* Aim:
Please work out how many lines in the material contain "lekkich" and give only that figure.

[Items listed in a dataset]
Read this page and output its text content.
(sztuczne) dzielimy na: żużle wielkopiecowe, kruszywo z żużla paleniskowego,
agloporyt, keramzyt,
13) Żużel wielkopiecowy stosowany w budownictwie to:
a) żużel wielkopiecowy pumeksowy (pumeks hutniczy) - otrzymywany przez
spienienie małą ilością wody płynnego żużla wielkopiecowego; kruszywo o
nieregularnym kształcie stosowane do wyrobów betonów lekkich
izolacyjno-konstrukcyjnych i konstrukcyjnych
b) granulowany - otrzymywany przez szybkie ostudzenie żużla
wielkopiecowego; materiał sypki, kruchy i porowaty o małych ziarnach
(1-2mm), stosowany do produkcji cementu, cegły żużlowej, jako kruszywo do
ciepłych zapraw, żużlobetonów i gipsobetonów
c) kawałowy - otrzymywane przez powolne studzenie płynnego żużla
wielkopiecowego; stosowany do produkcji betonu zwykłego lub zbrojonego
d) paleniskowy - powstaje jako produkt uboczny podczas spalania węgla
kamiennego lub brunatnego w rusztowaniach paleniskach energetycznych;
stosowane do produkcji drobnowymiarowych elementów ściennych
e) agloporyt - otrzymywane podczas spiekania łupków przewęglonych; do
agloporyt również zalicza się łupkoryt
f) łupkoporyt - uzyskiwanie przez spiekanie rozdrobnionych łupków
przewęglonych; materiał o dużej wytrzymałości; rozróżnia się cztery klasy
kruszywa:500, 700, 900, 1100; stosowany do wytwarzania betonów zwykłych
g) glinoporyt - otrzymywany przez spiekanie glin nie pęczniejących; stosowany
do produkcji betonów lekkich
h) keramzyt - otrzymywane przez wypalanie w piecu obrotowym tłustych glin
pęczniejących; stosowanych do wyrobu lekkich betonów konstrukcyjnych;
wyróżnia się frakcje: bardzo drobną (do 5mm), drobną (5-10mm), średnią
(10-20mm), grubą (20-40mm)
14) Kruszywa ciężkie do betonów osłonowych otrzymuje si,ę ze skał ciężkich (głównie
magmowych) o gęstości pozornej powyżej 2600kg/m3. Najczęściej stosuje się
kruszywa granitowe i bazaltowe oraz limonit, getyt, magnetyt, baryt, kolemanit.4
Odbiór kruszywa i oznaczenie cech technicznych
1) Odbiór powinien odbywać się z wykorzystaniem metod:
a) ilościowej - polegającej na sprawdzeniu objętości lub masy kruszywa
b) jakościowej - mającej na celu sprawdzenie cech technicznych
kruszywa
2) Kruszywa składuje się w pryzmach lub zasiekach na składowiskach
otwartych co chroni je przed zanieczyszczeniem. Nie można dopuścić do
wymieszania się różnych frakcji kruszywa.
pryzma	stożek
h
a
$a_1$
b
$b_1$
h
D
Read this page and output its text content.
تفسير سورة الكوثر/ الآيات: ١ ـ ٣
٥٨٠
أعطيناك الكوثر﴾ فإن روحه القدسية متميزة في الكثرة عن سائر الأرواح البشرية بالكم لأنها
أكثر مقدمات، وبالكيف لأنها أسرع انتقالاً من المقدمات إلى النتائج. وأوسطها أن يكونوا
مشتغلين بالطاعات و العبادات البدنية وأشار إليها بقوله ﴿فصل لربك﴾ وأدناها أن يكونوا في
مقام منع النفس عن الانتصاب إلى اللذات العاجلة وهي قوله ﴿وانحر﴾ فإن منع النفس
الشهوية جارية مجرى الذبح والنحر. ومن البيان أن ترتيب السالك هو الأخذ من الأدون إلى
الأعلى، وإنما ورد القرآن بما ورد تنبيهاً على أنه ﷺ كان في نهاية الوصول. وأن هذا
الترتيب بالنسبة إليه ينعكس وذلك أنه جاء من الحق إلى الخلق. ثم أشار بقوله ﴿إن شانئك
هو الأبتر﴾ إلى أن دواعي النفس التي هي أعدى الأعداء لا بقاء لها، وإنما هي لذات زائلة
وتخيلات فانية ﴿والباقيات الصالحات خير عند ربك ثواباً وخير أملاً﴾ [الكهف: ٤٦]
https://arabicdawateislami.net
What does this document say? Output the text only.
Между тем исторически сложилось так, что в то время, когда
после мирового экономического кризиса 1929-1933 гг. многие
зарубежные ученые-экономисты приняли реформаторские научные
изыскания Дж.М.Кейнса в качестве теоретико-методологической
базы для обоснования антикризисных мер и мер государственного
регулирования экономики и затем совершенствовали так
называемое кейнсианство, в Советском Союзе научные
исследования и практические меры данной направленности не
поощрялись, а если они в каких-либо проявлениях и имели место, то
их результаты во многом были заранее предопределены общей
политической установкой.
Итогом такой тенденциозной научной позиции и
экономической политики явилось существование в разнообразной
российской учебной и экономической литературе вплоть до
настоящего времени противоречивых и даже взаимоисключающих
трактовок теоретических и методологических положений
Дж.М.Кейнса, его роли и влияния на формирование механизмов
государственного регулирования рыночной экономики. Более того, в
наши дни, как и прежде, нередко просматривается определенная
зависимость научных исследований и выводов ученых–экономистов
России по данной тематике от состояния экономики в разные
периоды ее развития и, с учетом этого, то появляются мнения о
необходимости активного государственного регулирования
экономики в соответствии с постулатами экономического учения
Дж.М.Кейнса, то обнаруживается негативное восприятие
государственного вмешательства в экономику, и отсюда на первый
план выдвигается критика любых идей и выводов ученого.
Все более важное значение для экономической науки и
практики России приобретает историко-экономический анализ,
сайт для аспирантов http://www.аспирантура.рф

* Task solution:
3